• TASK DETAILS
Reproduce each line exactly.

• LISTED ENTRIES
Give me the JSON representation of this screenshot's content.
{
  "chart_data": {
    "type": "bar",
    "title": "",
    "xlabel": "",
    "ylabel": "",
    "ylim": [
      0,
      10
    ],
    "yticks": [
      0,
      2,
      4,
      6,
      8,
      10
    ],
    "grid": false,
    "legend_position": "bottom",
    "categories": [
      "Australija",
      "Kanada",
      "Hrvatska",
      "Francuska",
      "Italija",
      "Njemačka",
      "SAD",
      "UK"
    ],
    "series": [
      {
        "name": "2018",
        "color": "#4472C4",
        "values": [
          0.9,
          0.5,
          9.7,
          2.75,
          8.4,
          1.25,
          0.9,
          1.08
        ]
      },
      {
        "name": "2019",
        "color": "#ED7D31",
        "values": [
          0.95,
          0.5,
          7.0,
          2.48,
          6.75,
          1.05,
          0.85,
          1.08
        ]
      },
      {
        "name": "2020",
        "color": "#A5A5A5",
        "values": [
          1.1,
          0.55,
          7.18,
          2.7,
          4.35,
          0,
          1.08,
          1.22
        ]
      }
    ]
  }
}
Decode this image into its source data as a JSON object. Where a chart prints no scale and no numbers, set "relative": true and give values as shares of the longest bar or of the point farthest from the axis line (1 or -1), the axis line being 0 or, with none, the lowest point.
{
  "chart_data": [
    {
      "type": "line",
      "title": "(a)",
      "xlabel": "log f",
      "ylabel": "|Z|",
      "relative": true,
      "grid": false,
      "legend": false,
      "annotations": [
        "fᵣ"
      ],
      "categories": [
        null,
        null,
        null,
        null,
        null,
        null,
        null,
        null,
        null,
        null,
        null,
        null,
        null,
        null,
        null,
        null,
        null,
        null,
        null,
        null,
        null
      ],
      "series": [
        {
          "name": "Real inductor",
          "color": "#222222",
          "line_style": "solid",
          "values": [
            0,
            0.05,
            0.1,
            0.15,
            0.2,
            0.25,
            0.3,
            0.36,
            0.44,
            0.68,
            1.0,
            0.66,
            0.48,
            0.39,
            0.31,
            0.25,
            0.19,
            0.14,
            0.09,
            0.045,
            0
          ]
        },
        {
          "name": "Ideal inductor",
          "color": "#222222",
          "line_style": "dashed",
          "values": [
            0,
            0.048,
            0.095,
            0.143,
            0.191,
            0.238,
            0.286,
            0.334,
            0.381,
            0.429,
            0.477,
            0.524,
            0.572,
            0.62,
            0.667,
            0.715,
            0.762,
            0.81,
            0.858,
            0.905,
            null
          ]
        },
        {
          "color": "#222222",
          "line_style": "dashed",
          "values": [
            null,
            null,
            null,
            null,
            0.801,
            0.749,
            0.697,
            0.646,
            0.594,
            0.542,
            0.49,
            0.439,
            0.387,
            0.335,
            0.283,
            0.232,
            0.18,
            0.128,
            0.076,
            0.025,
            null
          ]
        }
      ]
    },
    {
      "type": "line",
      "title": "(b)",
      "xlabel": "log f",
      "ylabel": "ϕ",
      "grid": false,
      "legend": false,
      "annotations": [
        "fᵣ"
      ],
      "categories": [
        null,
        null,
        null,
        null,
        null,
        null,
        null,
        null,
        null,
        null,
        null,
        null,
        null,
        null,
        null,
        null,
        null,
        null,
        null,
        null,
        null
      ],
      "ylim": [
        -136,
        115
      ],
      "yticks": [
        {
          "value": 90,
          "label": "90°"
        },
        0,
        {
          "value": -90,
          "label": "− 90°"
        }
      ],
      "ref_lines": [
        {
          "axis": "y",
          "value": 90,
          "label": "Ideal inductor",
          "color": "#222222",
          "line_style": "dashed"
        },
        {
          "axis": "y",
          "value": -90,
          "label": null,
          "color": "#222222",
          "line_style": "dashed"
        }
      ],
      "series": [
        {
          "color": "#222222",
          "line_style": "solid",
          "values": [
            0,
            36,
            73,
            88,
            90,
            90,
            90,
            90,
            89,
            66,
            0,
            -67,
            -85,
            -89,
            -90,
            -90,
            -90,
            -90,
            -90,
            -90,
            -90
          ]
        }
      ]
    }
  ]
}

• PROBLEM SOLUTION
Give me the JSON representation of this screenshot's content.
{
  "chart_data": {
    "type": "bar",
    "title": "",
    "xlabel": "",
    "ylabel": "",
    "ylim": [
      0,
      10
    ],
    "yticks": [
      0,
      2,
      4,
      6,
      8,
      10
    ],
    "grid": false,
    "legend_position": "bottom",
    "categories": [
      "Australija",
      "Kanada",
      "Hrvatska",
      "Francuska",
      "Italija",
      "Njemačka",
      "SAD",
      "UK"
    ],
    "series": [
      {
        "name": "2018",
        "color": "#4472C4",
        "values": [
          0.9,
          0.5,
          9.7,
          2.75,
          8.4,
          1.25,
          0.9,
          1.08
        ]
      },
      {
        "name": "2019",
        "color": "#ED7D31",
        "values": [
          0.95,
          0.5,
          7.0,
          2.48,
          6.75,
          1.05,
          0.85,
          1.08
        ]
      },
      {
        "name": "2020",
        "color": "#A5A5A5",
        "values": [
          1.1,
          0.55,
          7.18,
          2.7,
          4.35,
          0,
          1.08,
          1.22
        ]
      }
    ]
  }
}
Decode this image into its source data as a JSON object. Where a chart prints no scale and no numbers, set "relative": true and give values as shares of the longest bar or of the point farthest from the axis line (1 or -1), the axis line being 0 or, with none, the lowest point.
{
  "chart_data": [
    {
      "type": "line",
      "title": "(a)",
      "xlabel": "log f",
      "ylabel": "|Z|",
      "relative": true,
      "grid": false,
      "legend": false,
      "annotations": [
        "fᵣ"
      ],
      "categories": [
        null,
        null,
        null,
        null,
        null,
        null,
        null,
        null,
        null,
        null,
        null,
        null,
        null,
        null,
        null,
        null,
        null,
        null,
        null,
        null,
        null
      ],
      "series": [
        {
          "name": "Real inductor",
          "color": "#222222",
          "line_style": "solid",
          "values": [
            0,
            0.05,
            0.1,
            0.15,
            0.2,
            0.25,
            0.3,
            0.36,
            0.44,
            0.68,
            1.0,
            0.66,
            0.48,
            0.39,
            0.31,
            0.25,
            0.19,
            0.14,
            0.09,
            0.045,
            0
          ]
        },
        {
          "name": "Ideal inductor",
          "color": "#222222",
          "line_style": "dashed",
          "values": [
            0,
            0.048,
            0.095,
            0.143,
            0.191,
            0.238,
            0.286,
            0.334,
            0.381,
            0.429,
            0.477,
            0.524,
            0.572,
            0.62,
            0.667,
            0.715,
            0.762,
            0.81,
            0.858,
            0.905,
            null
          ]
        },
        {
          "color": "#222222",
          "line_style": "dashed",
          "values": [
            null,
            null,
            null,
            null,
            0.801,
            0.749,
            0.697,
            0.646,
            0.594,
            0.542,
            0.49,
            0.439,
            0.387,
            0.335,
            0.283,
            0.232,
            0.18,
            0.128,
            0.076,
            0.025,
            null
          ]
        }
      ]
    },
    {
      "type": "line",
      "title": "(b)",
      "xlabel": "log f",
      "ylabel": "ϕ",
      "grid": false,
      "legend": false,
      "annotations": [
        "fᵣ"
      ],
      "categories": [
        null,
        null,
        null,
        null,
        null,
        null,
        null,
        null,
        null,
        null,
        null,
        null,
        null,
        null,
        null,
        null,
        null,
        null,
        null,
        null,
        null
      ],
      "ylim": [
        -136,
        115
      ],
      "yticks": [
        {
          "value": 90,
          "label": "90°"
        },
        0,
        {
          "value": -90,
          "label": "− 90°"
        }
      ],
      "ref_lines": [
        {
          "axis": "y",
          "value": 90,
          "label": "Ideal inductor",
          "color": "#222222",
          "line_style": "dashed"
        },
        {
          "axis": "y",
          "value": -90,
          "label": null,
          "color": "#222222",
          "line_style": "dashed"
        }
      ],
      "series": [
        {
          "color": "#222222",
          "line_style": "solid",
          "values": [
            0,
            36,
            73,
            88,
            90,
            90,
            90,
            90,
            89,
            66,
            0,
            -67,
            -85,
            -89,
            -90,
            -90,
            -90,
            -90,
            -90,
            -90,
            -90
          ]
        }
      ]
    }
  ]
}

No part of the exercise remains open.